======== Entries shown ========

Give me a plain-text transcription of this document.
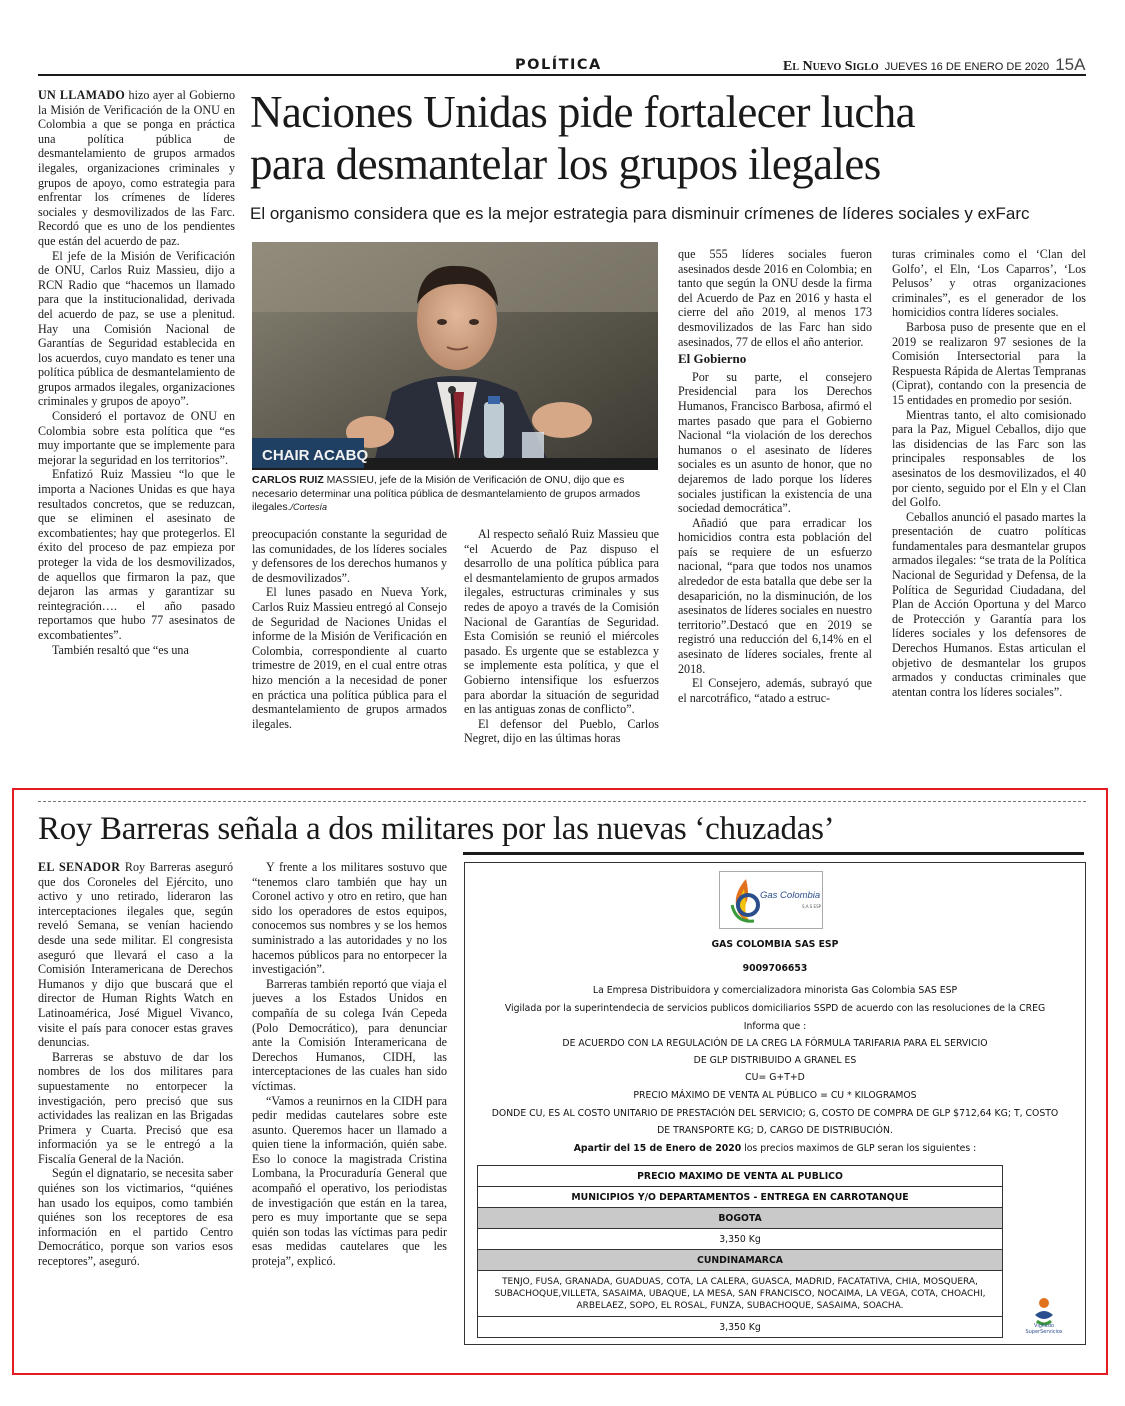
POLÍTICA	El Nuevo Siglo JUEVES 16 DE ENERO DE 2020 15A
Naciones Unidas pide fortalecer lucha
para desmantelar los grupos ilegales
El organismo considera que es la mejor estrategia para disminuir crímenes de líderes sociales y exFarc

UN LLAMADO hizo ayer al Gobierno la Misión de Verificación de la ONU en Colombia a que se ponga en práctica una política pública de desmantelamiento de grupos armados ilegales, organizaciones criminales y grupos de apoyo, como estrategia para enfrentar los crímenes de líderes sociales y desmovilizados de las Farc. Recordó que es uno de los pendientes que están del acuerdo de paz.

El jefe de la Misión de Verificación de ONU, Carlos Ruiz Massieu, dijo a RCN Radio que “hacemos un llamado para que la institucionalidad, derivada del acuerdo de paz, se use a plenitud. Hay una Comisión Nacional de Garantías de Seguridad establecida en los acuerdos, cuyo mandato es tener una política pública de desmantelamiento de grupos armados ilegales, organizaciones criminales y grupos de apoyo”.

Consideró el portavoz de ONU en Colombia sobre esta política que “es muy importante que se implemente para mejorar la seguridad en los territorios”.

Enfatizó Ruiz Massieu “lo que le importa a Naciones Unidas es que haya resultados concretos, que se reduzcan, que se eliminen el asesinato de excombatientes; hay que protegerlos. El éxito del proceso de paz empieza por proteger la vida de los desmovilizados, de aquellos que firmaron la paz, que dejaron las armas y garantizar su reintegración…. el año pasado reportamos que hubo 77 asesinatos de excombatientes”.

También resaltó que “es una

CHAIR ACABQ
CARLOS RUIZ MASSIEU, jefe de la Misión de Verificación de ONU, dijo que es necesario determinar una política pública de desmantelamiento de grupos armados ilegales./Cortesía

preocupación constante la seguridad de las comunidades, de los líderes sociales y defensores de los derechos humanos y de desmovilizados”.

El lunes pasado en Nueva York, Carlos Ruiz Massieu entregó al Consejo de Seguridad de Naciones Unidas el informe de la Misión de Verificación en Colombia, correspondiente al cuarto trimestre de 2019, en el cual entre otras hizo mención a la necesidad de poner en práctica una política pública para el desmantelamiento de grupos armados ilegales.

Al respecto señaló Ruiz Massieu que “el Acuerdo de Paz dispuso el desarrollo de una política pública para el desmantelamiento de grupos armados ilegales, estructuras criminales y sus redes de apoyo a través de la Comisión Nacional de Garantías de Seguridad. Esta Comisión se reunió el miércoles pasado. Es urgente que se establezca y se implemente esta política, y que el Gobierno intensifique los esfuerzos para abordar la situación de seguridad en las antiguas zonas de conflicto”.

El defensor del Pueblo, Carlos Negret, dijo en las últimas horas

que 555 líderes sociales fueron asesinados desde 2016 en Colombia; en tanto que según la ONU desde la firma del Acuerdo de Paz en 2016 y hasta el cierre del año 2019, al menos 173 desmovilizados de las Farc han sido asesinados, 77 de ellos el año anterior.

El Gobierno

Por su parte, el consejero Presidencial para los Derechos Humanos, Francisco Barbosa, afirmó el martes pasado que para el Gobierno Nacional “la violación de los derechos humanos o el asesinato de líderes sociales es un asunto de honor, que no dejaremos de lado porque los líderes sociales justifican la existencia de una sociedad democrática”.

Añadió que para erradicar los homicidios contra esta población del país se requiere de un esfuerzo nacional, “para que todos nos unamos alrededor de esta batalla que debe ser la desaparición, no la disminución, de los asesinatos de líderes sociales en nuestro territorio”.Destacó que en 2019 se registró una reducción del 6,14% en el asesinato de líderes sociales, frente al 2018.

El Consejero, además, subrayó que el narcotráfico, “atado a estruc-

turas criminales como el ‘Clan del Golfo’, el Eln, ‘Los Caparros’, ‘Los Pelusos’ y otras organizaciones criminales”, es el generador de los homicidios contra líderes sociales.

Barbosa puso de presente que en el 2019 se realizaron 97 sesiones de la Comisión Intersectorial para la Respuesta Rápida de Alertas Tempranas (Ciprat), contando con la presencia de 15 entidades en promedio por sesión.

Mientras tanto, el alto comisionado para la Paz, Miguel Ceballos, dijo que las disidencias de las Farc son las principales responsables de los asesinatos de los desmovilizados, el 40 por ciento, seguido por el Eln y el Clan del Golfo.

Ceballos anunció el pasado martes la presentación de cuatro políticas fundamentales para desmantelar grupos armados ilegales: “se trata de la Política Nacional de Seguridad y Defensa, de la Política de Seguridad Ciudadana, del Plan de Acción Oportuna y del Marco de Protección y Garantía para los líderes sociales y los defensores de Derechos Humanos. Estas articulan el objetivo de desmantelar los grupos armados y conductas criminales que atentan contra los líderes sociales”.

Roy Barreras señala a dos militares por las nuevas ‘chuzadas’

EL SENADOR Roy Barreras aseguró que dos Coroneles del Ejército, uno activo y uno retirado, lideraron las interceptaciones ilegales que, según reveló Semana, se venían haciendo desde una sede militar. El congresista aseguró que llevará el caso a la Comisión Interamericana de Derechos Humanos y dijo que buscará que el director de Human Rights Watch en Latinoamérica, José Miguel Vivanco, visite el país para conocer estas graves denuncias.

Barreras se abstuvo de dar los nombres de los dos militares para supuestamente no entorpecer la investigación, pero precisó que sus actividades las realizan en las Brigadas Primera y Cuarta. Precisó que esa información ya se le entregó a la Fiscalía General de la Nación.

Según el dignatario, se necesita saber quiénes son los victimarios, “quiénes han usado los equipos, como también quiénes son los receptores de esa información en el partido Centro Democrático, porque son varios esos receptores”, aseguró.

Y frente a los militares sostuvo que “tenemos claro también que hay un Coronel activo y otro en retiro, que han sido los operadores de estos equipos, conocemos sus nombres y se los hemos suministrado a las autoridades y no los hacemos públicos para no entorpecer la investigación”.

Barreras también reportó que viaja el jueves a los Estados Unidos en compañía de su colega Iván Cepeda (Polo Democrático), para denunciar ante la Comisión Interamericana de Derechos Humanos, CIDH, las interceptaciones de las cuales han sido víctimas.

“Vamos a reunirnos en la CIDH para pedir medidas cautelares sobre este asunto. Queremos hacer un llamado a quien tiene la información, quién sabe. Eso lo conoce la magistrada Cristina Lombana, la Procuraduría General que acompañó el operativo, los periodistas de investigación que están en la tarea, pero es muy importante que se sepa quién son todas las víctimas para pedir esas medidas cautelares que les proteja”, explicó.

Gas Colombia
S.A.S ESP
GAS COLOMBIA SAS ESP
9009706653
La Empresa Distribuidora y comercializadora minorista Gas Colombia SAS ESP
Vigilada por la superintendecia de servicios publicos domiciliarios SSPD de acuerdo con las resoluciones de la CREG
Informa que :
DE ACUERDO CON LA REGULACIÓN DE LA CREG LA FÓRMULA TARIFARIA PARA EL SERVICIO
DE GLP DISTRIBUIDO A GRANEL ES
CU= G+T+D
PRECIO MÁXIMO DE VENTA AL PÚBLICO = CU * KILOGRAMOS
DONDE CU, ES AL COSTO UNITARIO DE PRESTACIÓN DEL SERVICIO; G, COSTO DE COMPRA DE GLP $712,64 KG; T, COSTO
DE TRANSPORTE KG; D, CARGO DE DISTRIBUCIÓN.
Apartir del 15 de Enero de 2020 los precios maximos de GLP seran los siguientes :
PRECIO MAXIMO DE VENTA AL PUBLICO
MUNICIPIOS Y/O DEPARTAMENTOS - ENTREGA EN CARROTANQUE
BOGOTA
3,350 Kg
CUNDINAMARCA
TENJO, FUSA, GRANADA, GUADUAS, COTA, LA CALERA, GUASCA, MADRID, FACATATIVA, CHIA, MOSQUERA, SUBACHOQUE,VILLETA, SASAIMA, UBAQUE, LA MESA, SAN FRANCISCO, NOCAIMA, LA VEGA, COTA, CHOACHI, ARBELAEZ, SOPO, EL ROSAL, FUNZA, SUBACHOQUE, SASAIMA, SOACHA.
3,350 Kg	Vigilado SuperServicios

========

* Exercise *
Check each line of the entries above for the word "sobre". List the ones that have it.

* Answer to the task *
Consideró el portavoz de ONU en Colombia sobre esta política que “es muy importante que se implemente para mejorar la seguridad en los territorios”.
“Vamos a reunirnos en la CIDH para pedir medidas cautelares sobre este asunto. Queremos hacer un llamado a quien tiene la información, quién sabe. Eso lo conoce la magistrada Cristina Lombana, la Procuraduría General que acompañó el operativo, los periodistas de investigación que están en la tarea, pero es muy importante que se sepa quién son todas las víctimas para pedir esas medidas cautelares que les proteja”, explicó.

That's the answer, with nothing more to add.